Extracted text:
** Begin **
Parallell processing should be activities or workers?

Hey guys,

Sorry if I am question is a bit silly since I only have like 3 months of use with Temporal so I am still fresh. Being said that right now I have like a table with 50k records and each row needs to be processed some data that can take some time. So I decided for each row to initiate a workflow on temporal and process it. But it seems there is some spoil over that data, meaning that data that was being used on workflow-ID-A sometimes is passed into workflow-id-B.

So I am a bit lost in what I am doing wrong. Should I have created one workflow (since this is cronjob) and for each row just create an activity?

Any help would be highly appreciated,
Thanks

Hi @Vitor_Goncalves ,

there are silly questions.

It seems you could implement this procesing the rows in batches.

You can have a workflow with one activity that poll the x first number of rows (let say 100), and them for each row create an activity or child workflow (it dependes if processing each row involve one or more actions/activities) to process each row.
** End **
Given request 1:
Please answer these from the Temporal forum thread:
(a) How long has the original poster been using Temporal?
(b) How many records are in the poster's table?
(c) In the reply, how many rows might the first activity poll at a time?
Given request 2: Continue the Temporal forum thread on processing table rows from where it stops.

Information shown:
** Begin **
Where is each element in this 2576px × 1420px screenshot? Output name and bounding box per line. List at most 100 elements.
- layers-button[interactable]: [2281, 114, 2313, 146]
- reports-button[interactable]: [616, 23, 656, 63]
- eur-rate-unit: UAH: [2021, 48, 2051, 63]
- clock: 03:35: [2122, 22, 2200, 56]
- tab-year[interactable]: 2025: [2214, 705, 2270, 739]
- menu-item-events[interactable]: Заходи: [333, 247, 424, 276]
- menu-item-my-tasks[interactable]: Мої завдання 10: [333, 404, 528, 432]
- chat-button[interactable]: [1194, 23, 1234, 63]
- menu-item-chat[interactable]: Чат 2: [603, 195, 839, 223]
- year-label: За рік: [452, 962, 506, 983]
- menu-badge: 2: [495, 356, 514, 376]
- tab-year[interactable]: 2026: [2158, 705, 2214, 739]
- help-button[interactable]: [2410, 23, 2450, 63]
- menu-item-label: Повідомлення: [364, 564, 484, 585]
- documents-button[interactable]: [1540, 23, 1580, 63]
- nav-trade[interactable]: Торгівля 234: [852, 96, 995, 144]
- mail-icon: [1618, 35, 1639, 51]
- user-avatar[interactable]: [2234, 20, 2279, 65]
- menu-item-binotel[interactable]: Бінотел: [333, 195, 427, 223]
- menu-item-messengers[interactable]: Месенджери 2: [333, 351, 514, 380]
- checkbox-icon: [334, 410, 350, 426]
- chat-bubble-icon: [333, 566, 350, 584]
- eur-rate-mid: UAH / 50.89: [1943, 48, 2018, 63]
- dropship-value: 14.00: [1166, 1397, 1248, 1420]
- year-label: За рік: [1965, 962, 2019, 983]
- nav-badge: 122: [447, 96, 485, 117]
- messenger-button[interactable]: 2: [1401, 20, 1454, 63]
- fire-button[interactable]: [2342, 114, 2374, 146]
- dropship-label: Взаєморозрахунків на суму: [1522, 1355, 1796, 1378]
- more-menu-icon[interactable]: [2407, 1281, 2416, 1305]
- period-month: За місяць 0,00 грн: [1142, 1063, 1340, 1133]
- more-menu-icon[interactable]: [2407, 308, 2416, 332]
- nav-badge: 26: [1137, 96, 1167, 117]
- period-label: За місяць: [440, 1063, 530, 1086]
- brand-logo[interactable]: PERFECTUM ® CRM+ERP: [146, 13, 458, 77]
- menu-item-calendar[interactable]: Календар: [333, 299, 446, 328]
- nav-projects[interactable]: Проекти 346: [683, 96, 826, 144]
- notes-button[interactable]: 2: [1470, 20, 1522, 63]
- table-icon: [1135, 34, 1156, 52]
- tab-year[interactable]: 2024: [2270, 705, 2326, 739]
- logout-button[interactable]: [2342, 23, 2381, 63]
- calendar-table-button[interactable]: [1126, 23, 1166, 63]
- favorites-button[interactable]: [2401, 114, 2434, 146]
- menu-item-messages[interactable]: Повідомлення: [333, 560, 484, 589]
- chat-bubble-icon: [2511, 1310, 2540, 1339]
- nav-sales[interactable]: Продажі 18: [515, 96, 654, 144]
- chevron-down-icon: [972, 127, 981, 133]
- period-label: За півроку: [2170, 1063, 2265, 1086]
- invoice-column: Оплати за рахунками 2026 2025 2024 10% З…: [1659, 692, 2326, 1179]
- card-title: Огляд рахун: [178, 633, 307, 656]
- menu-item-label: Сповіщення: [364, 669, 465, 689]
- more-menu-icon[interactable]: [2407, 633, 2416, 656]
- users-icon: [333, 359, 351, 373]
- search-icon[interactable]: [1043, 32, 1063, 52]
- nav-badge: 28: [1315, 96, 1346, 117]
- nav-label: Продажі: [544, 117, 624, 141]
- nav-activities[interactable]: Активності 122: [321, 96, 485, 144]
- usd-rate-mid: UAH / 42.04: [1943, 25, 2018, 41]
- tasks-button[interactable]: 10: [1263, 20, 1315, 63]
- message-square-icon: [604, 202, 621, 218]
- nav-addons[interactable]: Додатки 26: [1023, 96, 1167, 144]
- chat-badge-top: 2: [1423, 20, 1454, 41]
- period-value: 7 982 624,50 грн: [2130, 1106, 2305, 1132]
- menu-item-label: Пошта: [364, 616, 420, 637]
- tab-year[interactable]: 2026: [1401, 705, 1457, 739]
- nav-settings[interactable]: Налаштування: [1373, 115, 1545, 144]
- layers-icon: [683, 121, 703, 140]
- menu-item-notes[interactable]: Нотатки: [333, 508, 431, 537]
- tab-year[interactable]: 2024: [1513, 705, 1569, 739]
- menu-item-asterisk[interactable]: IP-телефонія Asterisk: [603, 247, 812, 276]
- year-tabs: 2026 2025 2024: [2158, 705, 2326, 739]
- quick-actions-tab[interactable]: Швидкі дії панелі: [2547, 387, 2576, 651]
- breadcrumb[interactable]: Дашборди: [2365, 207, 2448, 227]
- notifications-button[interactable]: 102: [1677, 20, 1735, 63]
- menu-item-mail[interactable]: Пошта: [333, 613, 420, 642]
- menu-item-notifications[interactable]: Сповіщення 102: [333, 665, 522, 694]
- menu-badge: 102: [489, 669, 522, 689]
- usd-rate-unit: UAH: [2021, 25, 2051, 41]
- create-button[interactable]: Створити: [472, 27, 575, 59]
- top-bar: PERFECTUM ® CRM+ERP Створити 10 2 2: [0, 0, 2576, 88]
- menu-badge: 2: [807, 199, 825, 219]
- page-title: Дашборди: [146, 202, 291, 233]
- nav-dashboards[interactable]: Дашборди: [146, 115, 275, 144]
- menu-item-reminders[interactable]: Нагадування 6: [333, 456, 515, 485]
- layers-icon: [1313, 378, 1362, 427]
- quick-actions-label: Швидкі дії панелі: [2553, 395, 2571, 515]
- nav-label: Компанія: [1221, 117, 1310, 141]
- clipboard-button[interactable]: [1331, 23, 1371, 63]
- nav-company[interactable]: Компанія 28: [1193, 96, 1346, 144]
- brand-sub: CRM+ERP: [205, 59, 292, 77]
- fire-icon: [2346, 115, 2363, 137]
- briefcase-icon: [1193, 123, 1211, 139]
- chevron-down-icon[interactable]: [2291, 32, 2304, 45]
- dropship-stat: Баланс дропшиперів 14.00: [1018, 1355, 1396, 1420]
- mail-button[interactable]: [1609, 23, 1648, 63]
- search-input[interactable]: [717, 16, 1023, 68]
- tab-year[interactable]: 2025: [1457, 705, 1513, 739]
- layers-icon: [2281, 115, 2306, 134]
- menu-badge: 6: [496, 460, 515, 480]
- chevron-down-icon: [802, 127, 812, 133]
** End **
Output 1:
(a) About three months.
(b) 50k.
(c) 100.

Output 2:
But it seems there is some spoil over that data, meaning that data that was being used on workflow-ID-A sometimes is passed into workflow-id-B.
Processing the rows sequentially will allow you to pass any data from the previous row to the next processor (activity/child workflow)

After processing the first batch, you can invoke continueAsNew pasing the offset to the next workflow run, that will use the offset in the first activity to poll the next x number of rows, and so on.

We have an example in java with different approaches https://github.com/temporalio/samples-java/tree/main/core/src/main/java/io/temporal/samples/batch

Let me know if it helps,
Antonio

Hey @antonio.perez ,

Thank you very much for your help. I will change as you said.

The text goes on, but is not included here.